AIM OF THE TASK:
Return, word for word, every line that follows.

(Extracted records)

------------------------------

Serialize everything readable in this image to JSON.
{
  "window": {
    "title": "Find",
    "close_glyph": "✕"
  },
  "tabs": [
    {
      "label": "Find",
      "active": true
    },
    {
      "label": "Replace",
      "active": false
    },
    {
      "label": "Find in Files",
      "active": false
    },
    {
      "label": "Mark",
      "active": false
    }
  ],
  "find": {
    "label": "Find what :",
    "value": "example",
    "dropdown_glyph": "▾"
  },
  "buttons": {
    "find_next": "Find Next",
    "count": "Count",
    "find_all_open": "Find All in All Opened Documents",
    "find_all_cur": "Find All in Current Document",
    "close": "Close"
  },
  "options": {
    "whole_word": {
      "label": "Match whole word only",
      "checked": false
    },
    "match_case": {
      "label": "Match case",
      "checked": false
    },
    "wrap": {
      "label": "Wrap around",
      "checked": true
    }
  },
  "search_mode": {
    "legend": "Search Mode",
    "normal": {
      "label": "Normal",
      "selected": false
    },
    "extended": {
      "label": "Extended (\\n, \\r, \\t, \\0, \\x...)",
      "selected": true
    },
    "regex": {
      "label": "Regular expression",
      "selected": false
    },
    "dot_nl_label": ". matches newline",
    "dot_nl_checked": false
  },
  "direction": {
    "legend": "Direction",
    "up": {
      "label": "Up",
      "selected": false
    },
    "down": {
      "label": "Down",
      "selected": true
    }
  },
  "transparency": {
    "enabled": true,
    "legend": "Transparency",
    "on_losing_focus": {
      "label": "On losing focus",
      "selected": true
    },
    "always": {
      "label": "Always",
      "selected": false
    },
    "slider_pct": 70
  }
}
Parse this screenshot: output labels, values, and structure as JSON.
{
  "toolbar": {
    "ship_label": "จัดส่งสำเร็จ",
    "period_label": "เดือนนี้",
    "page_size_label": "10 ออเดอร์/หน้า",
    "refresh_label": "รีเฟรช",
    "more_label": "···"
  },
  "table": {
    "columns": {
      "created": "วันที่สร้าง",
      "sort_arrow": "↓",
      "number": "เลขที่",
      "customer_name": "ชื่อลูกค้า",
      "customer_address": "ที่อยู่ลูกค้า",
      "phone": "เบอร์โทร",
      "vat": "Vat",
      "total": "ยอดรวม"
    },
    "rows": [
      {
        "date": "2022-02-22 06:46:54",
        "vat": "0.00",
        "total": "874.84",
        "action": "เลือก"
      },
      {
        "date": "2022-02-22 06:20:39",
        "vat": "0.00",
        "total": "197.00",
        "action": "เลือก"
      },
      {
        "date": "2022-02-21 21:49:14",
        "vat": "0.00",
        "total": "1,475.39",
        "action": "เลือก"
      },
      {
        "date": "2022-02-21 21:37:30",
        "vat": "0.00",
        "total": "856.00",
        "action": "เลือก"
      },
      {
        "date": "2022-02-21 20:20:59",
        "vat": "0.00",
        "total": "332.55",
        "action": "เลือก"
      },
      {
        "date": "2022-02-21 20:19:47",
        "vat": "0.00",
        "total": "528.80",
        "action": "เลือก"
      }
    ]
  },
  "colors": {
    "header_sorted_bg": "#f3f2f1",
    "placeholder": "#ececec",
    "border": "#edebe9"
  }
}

------------------------------

EXERCISE ANSWER:
Serialize everything readable in this image to JSON.
{
  "window": {
    "title": "Find",
    "close_glyph": "✕"
  },
  "tabs": [
    {
      "label": "Find",
      "active": true
    },
    {
      "label": "Replace",
      "active": false
    },
    {
      "label": "Find in Files",
      "active": false
    },
    {
      "label": "Mark",
      "active": false
    }
  ],
  "find": {
    "label": "Find what :",
    "value": "example",
    "dropdown_glyph": "▾"
  },
  "buttons": {
    "find_next": "Find Next",
    "count": "Count",
    "find_all_open": "Find All in All Opened Documents",
    "find_all_cur": "Find All in Current Document",
    "close": "Close"
  },
  "options": {
    "whole_word": {
      "label": "Match whole word only",
      "checked": false
    },
    "match_case": {
      "label": "Match case",
      "checked": false
    },
    "wrap": {
      "label": "Wrap around",
      "checked": true
    }
  },
  "search_mode": {
    "legend": "Search Mode",
    "normal": {
      "label": "Normal",
      "selected": false
    },
    "extended": {
      "label": "Extended (\\n, \\r, \\t, \\0, \\x...)",
      "selected": true
    },
    "regex": {
      "label": "Regular expression",
      "selected": false
    },
    "dot_nl_label": ". matches newline",
    "dot_nl_checked": false
  },
  "direction": {
    "legend": "Direction",
    "up": {
      "label": "Up",
      "selected": false
    },
    "down": {
      "label": "Down",
      "selected": true
    }
  },
  "transparency": {
    "enabled": true,
    "legend": "Transparency",
    "on_losing_focus": {
      "label": "On losing focus",
      "selected": true
    },
    "always": {
      "label": "Always",
      "selected": false
    },
    "slider_pct": 70
  }
}
Parse this screenshot: output labels, values, and structure as JSON.
{
  "toolbar": {
    "ship_label": "จัดส่งสำเร็จ",
    "period_label": "เดือนนี้",
    "page_size_label": "10 ออเดอร์/หน้า",
    "refresh_label": "รีเฟรช",
    "more_label": "···"
  },
  "table": {
    "columns": {
      "created": "วันที่สร้าง",
      "sort_arrow": "↓",
      "number": "เลขที่",
      "customer_name": "ชื่อลูกค้า",
      "customer_address": "ที่อยู่ลูกค้า",
      "phone": "เบอร์โทร",
      "vat": "Vat",
      "total": "ยอดรวม"
    },
    "rows": [
      {
        "date": "2022-02-22 06:46:54",
        "vat": "0.00",
        "total": "874.84",
        "action": "เลือก"
      },
      {
        "date": "2022-02-22 06:20:39",
        "vat": "0.00",
        "total": "197.00",
        "action": "เลือก"
      },
      {
        "date": "2022-02-21 21:49:14",
        "vat": "0.00",
        "total": "1,475.39",
        "action": "เลือก"
      },
      {
        "date": "2022-02-21 21:37:30",
        "vat": "0.00",
        "total": "856.00",
        "action": "เลือก"
      },
      {
        "date": "2022-02-21 20:20:59",
        "vat": "0.00",
        "total": "332.55",
        "action": "เลือก"
      },
      {
        "date": "2022-02-21 20:19:47",
        "vat": "0.00",
        "total": "528.80",
        "action": "เลือก"
      }
    ]
  },
  "colors": {
    "header_sorted_bg": "#f3f2f1",
    "placeholder": "#ececec",
    "border": "#edebe9"
  }
}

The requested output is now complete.